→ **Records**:
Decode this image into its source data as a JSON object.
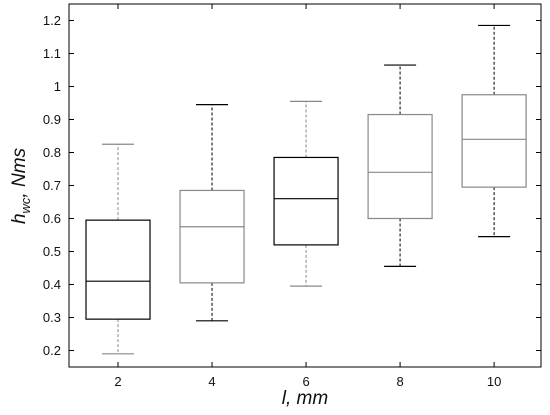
{
  "chart_data": {
    "type": "box",
    "xlabel": "l, mm",
    "ylabel_main": "h",
    "ylabel_sub": "wc",
    "ylabel_rest": ", Nms",
    "categories": [
      "2",
      "4",
      "6",
      "8",
      "10"
    ],
    "yticks": [
      "0.2",
      "0.3",
      "0.4",
      "0.5",
      "0.6",
      "0.7",
      "0.8",
      "0.9",
      "1",
      "1.1",
      "1.2"
    ],
    "ylim": [
      0.15,
      1.25
    ],
    "grid": false,
    "boxes": [
      {
        "category": "2",
        "min": 0.19,
        "q1": 0.295,
        "median": 0.41,
        "q3": 0.595,
        "max": 0.825,
        "color": "#000000",
        "whisker_color": "#888888"
      },
      {
        "category": "4",
        "min": 0.29,
        "q1": 0.405,
        "median": 0.575,
        "q3": 0.685,
        "max": 0.945,
        "color": "#888888",
        "whisker_color": "#000000"
      },
      {
        "category": "6",
        "min": 0.395,
        "q1": 0.52,
        "median": 0.66,
        "q3": 0.785,
        "max": 0.955,
        "color": "#000000",
        "whisker_color": "#888888"
      },
      {
        "category": "8",
        "min": 0.455,
        "q1": 0.6,
        "median": 0.74,
        "q3": 0.915,
        "max": 1.065,
        "color": "#888888",
        "whisker_color": "#000000"
      },
      {
        "category": "10",
        "min": 0.545,
        "q1": 0.695,
        "median": 0.84,
        "q3": 0.975,
        "max": 1.185,
        "color": "#888888",
        "whisker_color": "#000000"
      }
    ]
  }
}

→ **Instructions for the task**:
What is the number of lines above that hold the string "median"? Answer with that number alone.

→ **Finished exercise**:
5